### What is needed:
Select the lines that contain "Contains" and copy each of them.

### Records shown:
====

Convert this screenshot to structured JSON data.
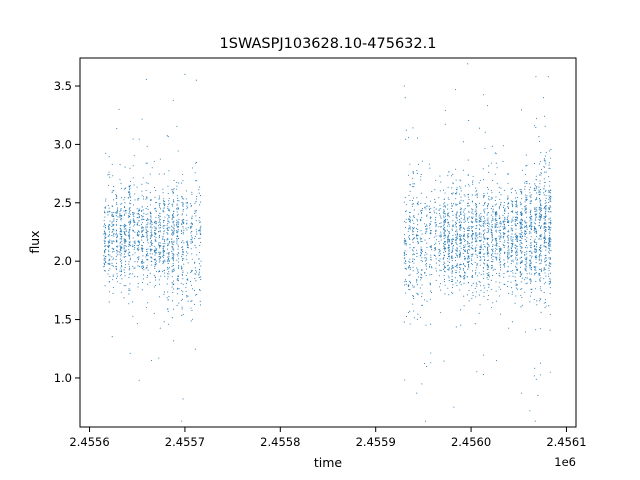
{
  "chart_data": {
    "type": "scatter",
    "title": "1SWASPJ103628.10-475632.1",
    "xlabel": "time",
    "ylabel": "flux",
    "x_offset_label": "1e6",
    "xlim": [
      2.45559,
      2.45611
    ],
    "ylim": [
      0.58,
      3.74
    ],
    "x_ticks": [
      2.4556,
      2.4557,
      2.4558,
      2.4559,
      2.456,
      2.4561
    ],
    "x_tick_labels": [
      "2.4556",
      "2.4557",
      "2.4558",
      "2.4559",
      "2.4560",
      "2.4561"
    ],
    "y_ticks": [
      1.0,
      1.5,
      2.0,
      2.5,
      3.0,
      3.5
    ],
    "y_tick_labels": [
      "1.0",
      "1.5",
      "2.0",
      "2.5",
      "3.0",
      "3.5"
    ],
    "grid": false,
    "marker_color": "#1f77b4",
    "series": [
      {
        "clusters": [
          {
            "x_range": [
              2.455614,
              2.455635
            ],
            "center": 2.2,
            "spread": 0.2,
            "count": 320
          },
          {
            "x_range": [
              2.455635,
              2.455658
            ],
            "center": 2.22,
            "spread": 0.22,
            "count": 340
          },
          {
            "x_range": [
              2.455658,
              2.45568
            ],
            "center": 2.2,
            "spread": 0.22,
            "count": 330
          },
          {
            "x_range": [
              2.45568,
              2.4557
            ],
            "center": 2.15,
            "spread": 0.28,
            "count": 330
          },
          {
            "x_range": [
              2.4557,
              2.455718
            ],
            "center": 2.15,
            "spread": 0.28,
            "count": 170
          },
          {
            "x_range": [
              2.455929,
              2.45595
            ],
            "center": 2.15,
            "spread": 0.3,
            "count": 260
          },
          {
            "x_range": [
              2.45595,
              2.45597
            ],
            "center": 2.15,
            "spread": 0.25,
            "count": 180
          },
          {
            "x_range": [
              2.45597,
              2.455995
            ],
            "center": 2.2,
            "spread": 0.22,
            "count": 460
          },
          {
            "x_range": [
              2.455995,
              2.45602
            ],
            "center": 2.2,
            "spread": 0.25,
            "count": 420
          },
          {
            "x_range": [
              2.45602,
              2.456045
            ],
            "center": 2.2,
            "spread": 0.22,
            "count": 380
          },
          {
            "x_range": [
              2.456045,
              2.456065
            ],
            "center": 2.2,
            "spread": 0.25,
            "count": 380
          },
          {
            "x_range": [
              2.456065,
              2.456085
            ],
            "center": 2.25,
            "spread": 0.3,
            "count": 460
          }
        ],
        "outliers": [
          {
            "x": 2.4557,
            "y": 3.6
          },
          {
            "x": 2.455712,
            "y": 3.55
          },
          {
            "x": 2.455698,
            "y": 0.82
          },
          {
            "x": 2.455652,
            "y": 0.98
          },
          {
            "x": 2.45593,
            "y": 3.5
          },
          {
            "x": 2.455931,
            "y": 3.4
          },
          {
            "x": 2.455982,
            "y": 0.75
          },
          {
            "x": 2.456068,
            "y": 3.58
          },
          {
            "x": 2.456081,
            "y": 3.58
          },
          {
            "x": 2.45607,
            "y": 0.85
          },
          {
            "x": 2.456053,
            "y": 0.87
          },
          {
            "x": 2.455943,
            "y": 0.87
          },
          {
            "x": 2.455631,
            "y": 3.3
          },
          {
            "x": 2.456076,
            "y": 3.4
          }
        ]
      }
    ]
  }
}
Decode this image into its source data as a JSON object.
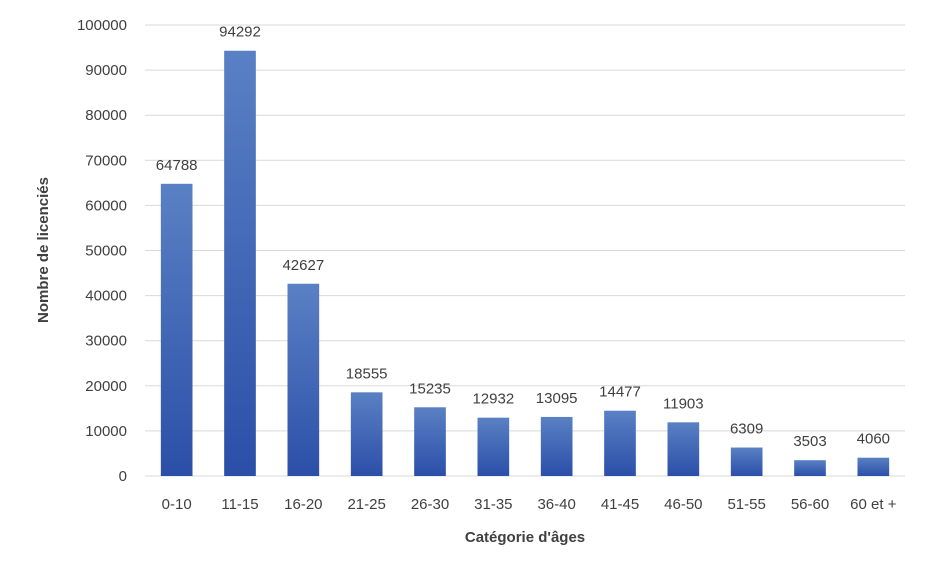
{
  "chart_data": {
    "type": "bar",
    "title": "",
    "xlabel": "Catégorie d'âges",
    "ylabel": "Nombre de licenciés",
    "categories": [
      "0-10",
      "11-15",
      "16-20",
      "21-25",
      "26-30",
      "31-35",
      "36-40",
      "41-45",
      "46-50",
      "51-55",
      "56-60",
      "60 et +"
    ],
    "values": [
      64788,
      94292,
      42627,
      18555,
      15235,
      12932,
      13095,
      14477,
      11903,
      6309,
      3503,
      4060
    ],
    "ylim": [
      0,
      100000
    ],
    "yticks": [
      "0",
      "10000",
      "20000",
      "30000",
      "40000",
      "50000",
      "60000",
      "70000",
      "80000",
      "90000",
      "100000"
    ],
    "grid": true,
    "bar_color_top": "#5a80c4",
    "bar_color_bottom": "#2b4fa8",
    "grid_color": "#d9d9d9"
  }
}
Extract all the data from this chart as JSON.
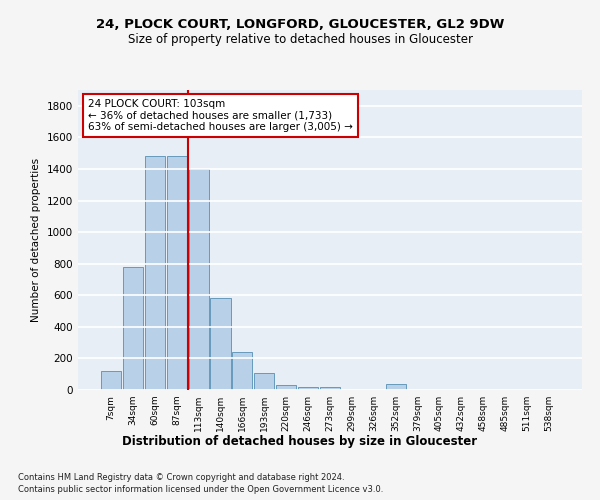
{
  "title_line1": "24, PLOCK COURT, LONGFORD, GLOUCESTER, GL2 9DW",
  "title_line2": "Size of property relative to detached houses in Gloucester",
  "xlabel": "Distribution of detached houses by size in Gloucester",
  "ylabel": "Number of detached properties",
  "bin_labels": [
    "7sqm",
    "34sqm",
    "60sqm",
    "87sqm",
    "113sqm",
    "140sqm",
    "166sqm",
    "193sqm",
    "220sqm",
    "246sqm",
    "273sqm",
    "299sqm",
    "326sqm",
    "352sqm",
    "379sqm",
    "405sqm",
    "432sqm",
    "458sqm",
    "485sqm",
    "511sqm",
    "538sqm"
  ],
  "bar_values": [
    120,
    780,
    1480,
    1480,
    1400,
    580,
    240,
    110,
    30,
    20,
    20,
    0,
    0,
    40,
    0,
    0,
    0,
    0,
    0,
    0,
    0
  ],
  "bar_color": "#b8d0e8",
  "bar_edge_color": "#6699bb",
  "annotation_text_line1": "24 PLOCK COURT: 103sqm",
  "annotation_text_line2": "← 36% of detached houses are smaller (1,733)",
  "annotation_text_line3": "63% of semi-detached houses are larger (3,005) →",
  "ylim": [
    0,
    1900
  ],
  "yticks": [
    0,
    200,
    400,
    600,
    800,
    1000,
    1200,
    1400,
    1600,
    1800
  ],
  "footer_line1": "Contains HM Land Registry data © Crown copyright and database right 2024.",
  "footer_line2": "Contains public sector information licensed under the Open Government Licence v3.0.",
  "bg_color": "#e8eef5",
  "grid_color": "#ffffff",
  "annotation_box_color": "#ffffff",
  "annotation_box_edge": "#cc0000",
  "line_color": "#cc0000",
  "fig_bg": "#f5f5f5"
}
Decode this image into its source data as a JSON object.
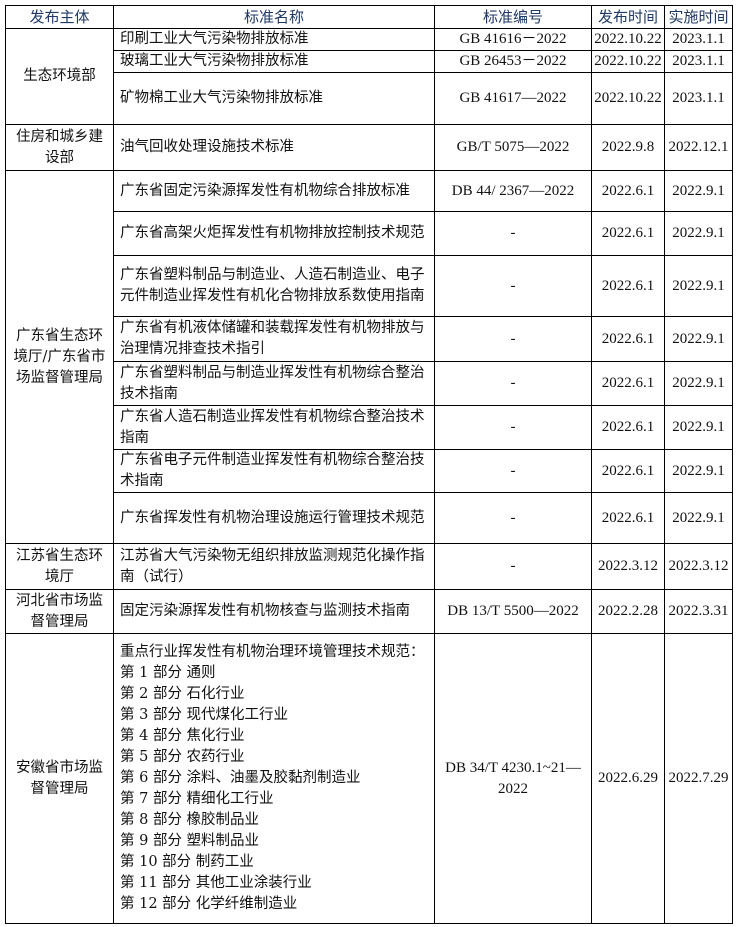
{
  "headers": [
    "发布主体",
    "标准名称",
    "标准编号",
    "发布时间",
    "实施时间"
  ],
  "groups": [
    {
      "agency": "生态环境部",
      "rows": [
        {
          "name": "印刷工业大气污染物排放标准",
          "code": "GB 41616－2022",
          "pub": "2022.10.22",
          "impl": "2023.1.1"
        },
        {
          "name": "玻璃工业大气污染物排放标准",
          "code": "GB 26453－2022",
          "pub": "2022.10.22",
          "impl": "2023.1.1"
        },
        {
          "name": "矿物棉工业大气污染物排放标准",
          "code": "GB 41617—2022",
          "pub": "2022.10.22",
          "impl": "2023.1.1"
        }
      ]
    },
    {
      "agency": "住房和城乡建设部",
      "rows": [
        {
          "name": "油气回收处理设施技术标准",
          "code": "GB/T 5075—2022",
          "pub": "2022.9.8",
          "impl": "2022.12.1"
        }
      ]
    },
    {
      "agency": "广东省生态环境厅/广东省市场监督管理局",
      "rows": [
        {
          "name": "广东省固定污染源挥发性有机物综合排放标准",
          "code": "DB 44/ 2367—2022",
          "pub": "2022.6.1",
          "impl": "2022.9.1"
        },
        {
          "name": "广东省高架火炬挥发性有机物排放控制技术规范",
          "code": "-",
          "pub": "2022.6.1",
          "impl": "2022.9.1"
        },
        {
          "name": "广东省塑料制品与制造业、人造石制造业、电子元件制造业挥发性有机化合物排放系数使用指南",
          "code": "-",
          "pub": "2022.6.1",
          "impl": "2022.9.1"
        },
        {
          "name": "广东省有机液体储罐和装载挥发性有机物排放与治理情况排查技术指引",
          "code": "-",
          "pub": "2022.6.1",
          "impl": "2022.9.1"
        },
        {
          "name": "广东省塑料制品与制造业挥发性有机物综合整治技术指南",
          "code": "-",
          "pub": "2022.6.1",
          "impl": "2022.9.1"
        },
        {
          "name": "广东省人造石制造业挥发性有机物综合整治技术指南",
          "code": "-",
          "pub": "2022.6.1",
          "impl": "2022.9.1"
        },
        {
          "name": "广东省电子元件制造业挥发性有机物综合整治技术指南",
          "code": "-",
          "pub": "2022.6.1",
          "impl": "2022.9.1"
        },
        {
          "name": "广东省挥发性有机物治理设施运行管理技术规范",
          "code": "-",
          "pub": "2022.6.1",
          "impl": "2022.9.1"
        }
      ]
    },
    {
      "agency": "江苏省生态环境厅",
      "rows": [
        {
          "name": "江苏省大气污染物无组织排放监测规范化操作指南（试行）",
          "code": "-",
          "pub": "2022.3.12",
          "impl": "2022.3.12"
        }
      ]
    },
    {
      "agency": "河北省市场监督管理局",
      "rows": [
        {
          "name": "固定污染源挥发性有机物核查与监测技术指南",
          "code": "DB 13/T 5500—2022",
          "pub": "2022.2.28",
          "impl": "2022.3.31"
        }
      ]
    },
    {
      "agency": "安徽省市场监督管理局",
      "rows": [
        {
          "name": "重点行业挥发性有机物治理环境管理技术规范：",
          "parts": [
            "第 1 部分  通则",
            "第 2 部分  石化行业",
            "第 3 部分  现代煤化工行业",
            "第 4 部分  焦化行业",
            "第 5 部分 农药行业",
            "第 6 部分  涂料、油墨及胶黏剂制造业",
            "第 7 部分  精细化工行业",
            "第 8 部分  橡胶制品业",
            "第 9 部分  塑料制品业",
            "第 10 部分  制药工业",
            "第 11 部分  其他工业涂装行业",
            "第 12 部分  化学纤维制造业"
          ],
          "code": "DB 34/T 4230.1~21—2022",
          "pub": "2022.6.29",
          "impl": "2022.7.29"
        }
      ]
    }
  ]
}
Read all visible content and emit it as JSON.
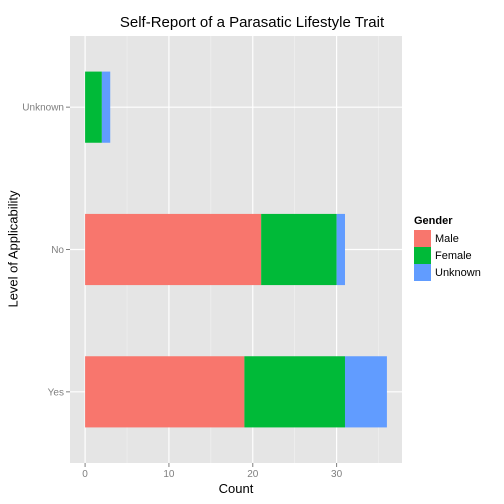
{
  "chart_data": {
    "type": "bar",
    "orientation": "horizontal",
    "stacked": true,
    "title": "Self-Report of a Parasatic Lifestyle Trait",
    "xlabel": "Count",
    "ylabel": "Level of Applicability",
    "categories": [
      "Unknown",
      "No",
      "Yes"
    ],
    "series": [
      {
        "name": "Male",
        "color": "#F8766D",
        "values": [
          0,
          21,
          19
        ]
      },
      {
        "name": "Female",
        "color": "#00BA38",
        "values": [
          2,
          9,
          12
        ]
      },
      {
        "name": "Unknown",
        "color": "#619CFF",
        "values": [
          1,
          1,
          5
        ]
      }
    ],
    "xlim": [
      -1.8,
      37.8
    ],
    "xticks": [
      0,
      10,
      20,
      30
    ],
    "grid": true,
    "legend": {
      "title": "Gender",
      "position": "right"
    }
  }
}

====

### Reply to the exercise:
  "footer_line1": "Contains HM Land Registry data © Crown copyright and database right 2024.",
  "footer_line2": "Contains public sector information licensed under the Open Government Licence v3.0.",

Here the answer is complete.